### READING TEXT

start

0:08

Welcome back to the second part of our lecture,

second lecture on cluster sampling,

on saving money in survey sampling with sampling people records and networks.

Where we have in order to get at the people or the records or the networks,

we have them grouped into these kinds of groups that we're calling clusters.

They are called clusters because that's what we use in our sample selection.

So there's no, it's a generic meta term that we're using to apply to these.

It's how we're using these particular groupings in our sample selection.

And you recall that we have been discussing complex sampling,

the cluster sampling is in addition to the random sampling,

to make our designs go from simple random selection to complex random selection.

We started out with equal sized clusters and

taking all the elements and that's what we're still dealing with here.

And in this particular lecture we're moving to discuss the design effects and

intraclass correlation, more about intraclass correlation and roh.

So we just in the last lecture, the last part of this lecture,

talked about how the design effect is driven by three factors.

end

### WHAT YOU HAVE TO DO
In the lecture transcript, what topics does this part of the lecture say it is moving on to discuss? The material that comes next has no connection to the lecture transcript.

### SUPPLIED MATERIAL
start

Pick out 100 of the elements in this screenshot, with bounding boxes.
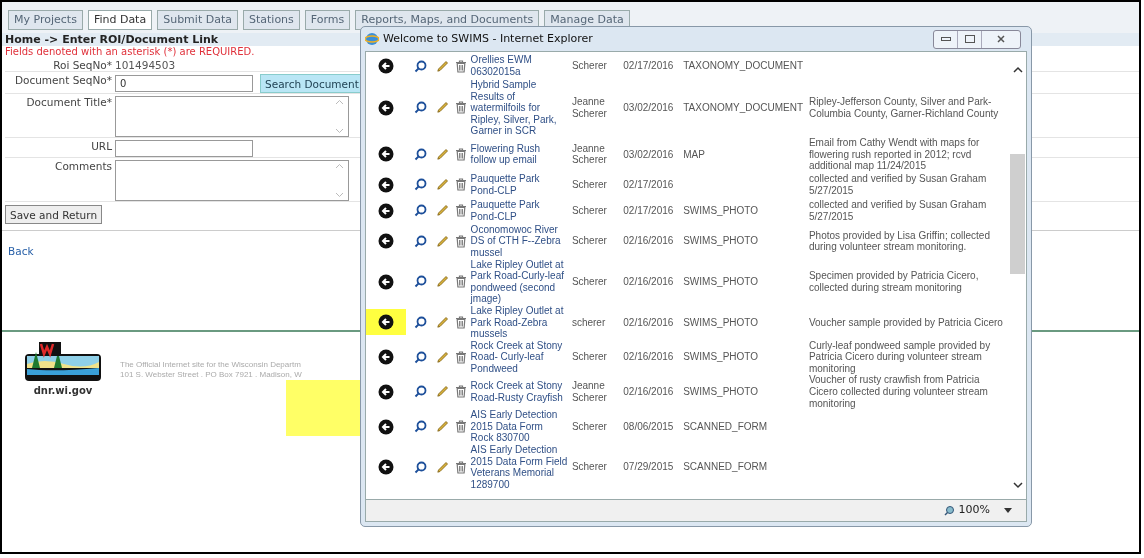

end

### RESPONSE TO THIS EXERCISE
Design effects and intraclass correlation, including roh.